• [Short exercise]
Collect the lines of the entries where "Receipts" shows up.

[BEGIN Provided material]

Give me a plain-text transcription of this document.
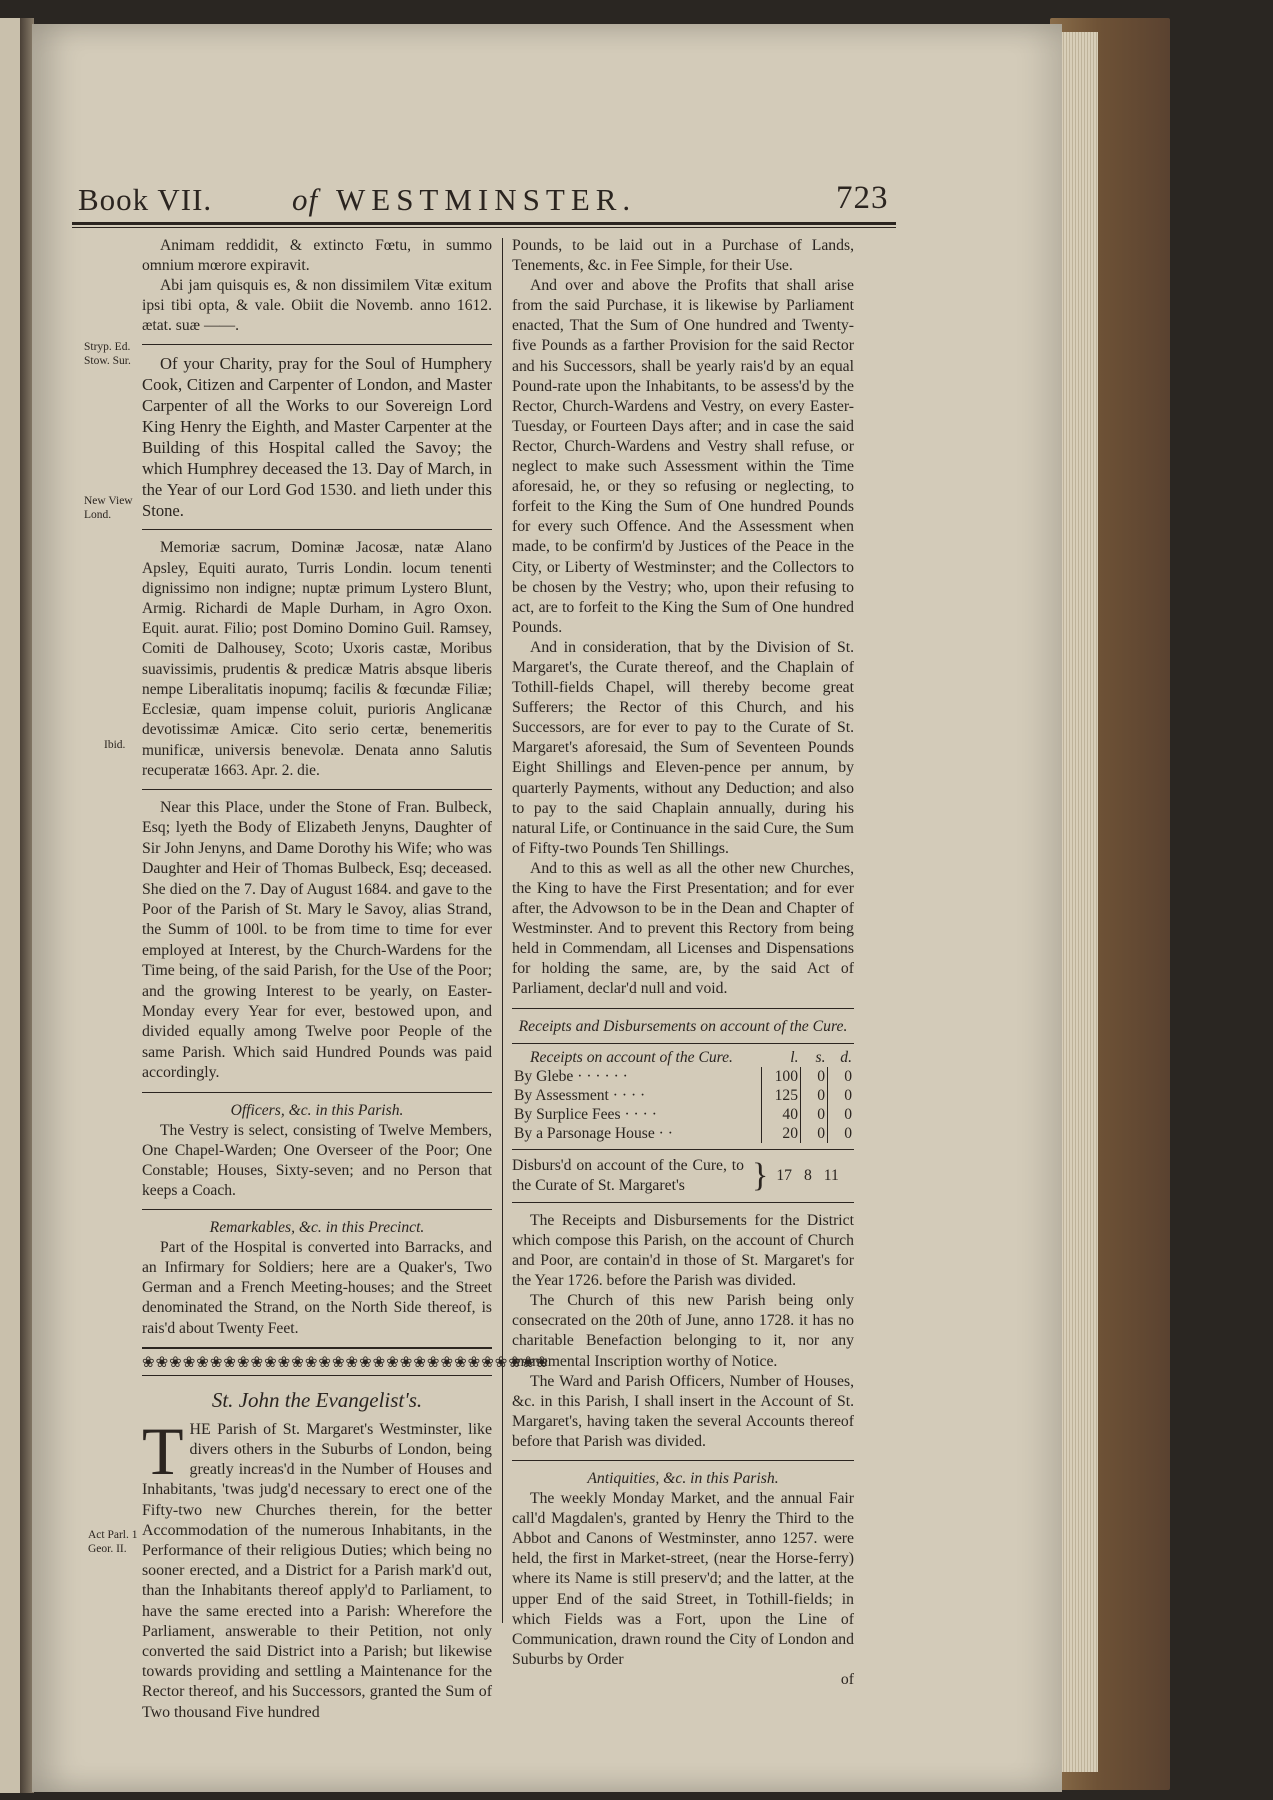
Book VII.	of WESTMINSTER.	723
Stryp. Ed. Stow. Sur.
New View Lond.
Ibid.
Act Parl. 1 Geor. II.

Animam reddidit, & extincto Fœtu, in summo omnium mœrore expiravit.

Abi jam quisquis es, & non dissimilem Vitæ exitum ipsi tibi opta, & vale. Obiit die Novemb. anno 1612. ætat. suæ ——.

Of your Charity, pray for the Soul of Humphery Cook, Citizen and Carpenter of London, and Master Carpenter of all the Works to our Sovereign Lord King Henry the Eighth, and Master Carpenter at the Building of this Hospital called the Savoy; the which Humphrey deceased the 13. Day of March, in the Year of our Lord God 1530. and lieth under this Stone.

Memoriæ sacrum, Dominæ Jacosæ, natæ Alano Apsley, Equiti aurato, Turris Londin. locum tenenti dignissimo non indigne; nuptæ primum Lystero Blunt, Armig. Richardi de Maple Durham, in Agro Oxon. Equit. aurat. Filio; post Domino Domino Guil. Ramsey, Comiti de Dalhousey, Scoto; Uxoris castæ, Moribus suavissimis, prudentis & predicæ Matris absque liberis nempe Liberalitatis inopumq; facilis & fœcundæ Filiæ; Ecclesiæ, quam impense coluit, purioris Anglicanæ devotissimæ Amicæ. Cito serio certæ, benemeritis munificæ, universis benevolæ. Denata anno Salutis recuperatæ 1663. Apr. 2. die.

Near this Place, under the Stone of Fran. Bulbeck, Esq; lyeth the Body of Elizabeth Jenyns, Daughter of Sir John Jenyns, and Dame Dorothy his Wife; who was Daughter and Heir of Thomas Bulbeck, Esq; deceased. She died on the 7. Day of August 1684. and gave to the Poor of the Parish of St. Mary le Savoy, alias Strand, the Summ of 100l. to be from time to time for ever employed at Interest, by the Church-Wardens for the Time being, of the said Parish, for the Use of the Poor; and the growing Interest to be yearly, on Easter-Monday every Year for ever, bestowed upon, and divided equally among Twelve poor People of the same Parish. Which said Hundred Pounds was paid accordingly.

Officers, &c. in this Parish.

The Vestry is select, consisting of Twelve Members, One Chapel-Warden; One Overseer of the Poor; One Constable; Houses, Sixty-seven; and no Person that keeps a Coach.

Remarkables, &c. in this Precinct.

Part of the Hospital is converted into Barracks, and an Infirmary for Soldiers; here are a Quaker's, Two German and a French Meeting-houses; and the Street denominated the Strand, on the North Side thereof, is rais'd about Twenty Feet.

❀❀❀❀❀❀❀❀❀❀❀❀❀❀❀❀❀❀❀❀❀❀❀❀❀❀❀❀❀❀

St. John the Evangelist's.

THE Parish of St. Margaret's Westminster, like divers others in the Suburbs of London, being greatly increas'd in the Number of Houses and Inhabitants, 'twas judg'd necessary to erect one of the Fifty-two new Churches therein, for the better Accommodation of the numerous Inhabitants, in the Performance of their religious Duties; which being no sooner erected, and a District for a Parish mark'd out, than the Inhabitants thereof apply'd to Parliament, to have the same erected into a Parish: Wherefore the Parliament, answerable to their Petition, not only converted the said District into a Parish; but likewise towards providing and settling a Maintenance for the Rector thereof, and his Successors, granted the Sum of Two thousand Five hundred

Pounds, to be laid out in a Purchase of Lands, Tenements, &c. in Fee Simple, for their Use.

And over and above the Profits that shall arise from the said Purchase, it is likewise by Parliament enacted, That the Sum of One hundred and Twenty-five Pounds as a farther Provision for the said Rector and his Successors, shall be yearly rais'd by an equal Pound-rate upon the Inhabitants, to be assess'd by the Rector, Church-Wardens and Vestry, on every Easter-Tuesday, or Fourteen Days after; and in case the said Rector, Church-Wardens and Vestry shall refuse, or neglect to make such Assessment within the Time aforesaid, he, or they so refusing or neglecting, to forfeit to the King the Sum of One hundred Pounds for every such Offence. And the Assessment when made, to be confirm'd by Justices of the Peace in the City, or Liberty of Westminster; and the Collectors to be chosen by the Vestry; who, upon their refusing to act, are to forfeit to the King the Sum of One hundred Pounds.

And in consideration, that by the Division of St. Margaret's, the Curate thereof, and the Chaplain of Tothill-fields Chapel, will thereby become great Sufferers; the Rector of this Church, and his Successors, are for ever to pay to the Curate of St. Margaret's aforesaid, the Sum of Seventeen Pounds Eight Shillings and Eleven-pence per annum, by quarterly Payments, without any Deduction; and also to pay to the said Chaplain annually, during his natural Life, or Continuance in the said Cure, the Sum of Fifty-two Pounds Ten Shillings.

And to this as well as all the other new Churches, the King to have the First Presentation; and for ever after, the Advowson to be in the Dean and Chapter of Westminster. And to prevent this Rectory from being held in Commendam, all Licenses and Dispensations for holding the same, are, by the said Act of Parliament, declar'd null and void.

Receipts and Disbursements on account of the Cure.

Receipts on account of the Cure.	l.	s.	d.
By Glebe · · · · · ·	100	0	0
By Assessment · · · ·	125	0	0
By Surplice Fees · · · ·	40	0	0
By a Parsonage House · ·	20	0	0
Disburs'd on account of the Cure, to the Curate of St. Margaret's	} 17 8 11

The Receipts and Disbursements for the District which compose this Parish, on the account of Church and Poor, are contain'd in those of St. Margaret's for the Year 1726. before the Parish was divided.

The Church of this new Parish being only consecrated on the 20th of June, anno 1728. it has no charitable Benefaction belonging to it, nor any monumental Inscription worthy of Notice.

The Ward and Parish Officers, Number of Houses, &c. in this Parish, I shall insert in the Account of St. Margaret's, having taken the several Accounts thereof before that Parish was divided.

Antiquities, &c. in this Parish.

The weekly Monday Market, and the annual Fair call'd Magdalen's, granted by Henry the Third to the Abbot and Canons of Westminster, anno 1257. were held, the first in Market-street, (near the Horse-ferry) where its Name is still preserv'd; and the latter, at the upper End of the said Street, in Tothill-fields; in which Fields was a Fort, upon the Line of Communication, drawn round the City of London and Suburbs by Order

of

[END Provided material]

• [Output of the task]
Receipts and Disbursements on account of the Cure.
Receipts on account of the Cure.	l.	s.	d.
The Receipts and Disbursements for the District which compose this Parish, on the account of Church and Poor, are contain'd in those of St. Margaret's for the Year 1726. before the Parish was divided.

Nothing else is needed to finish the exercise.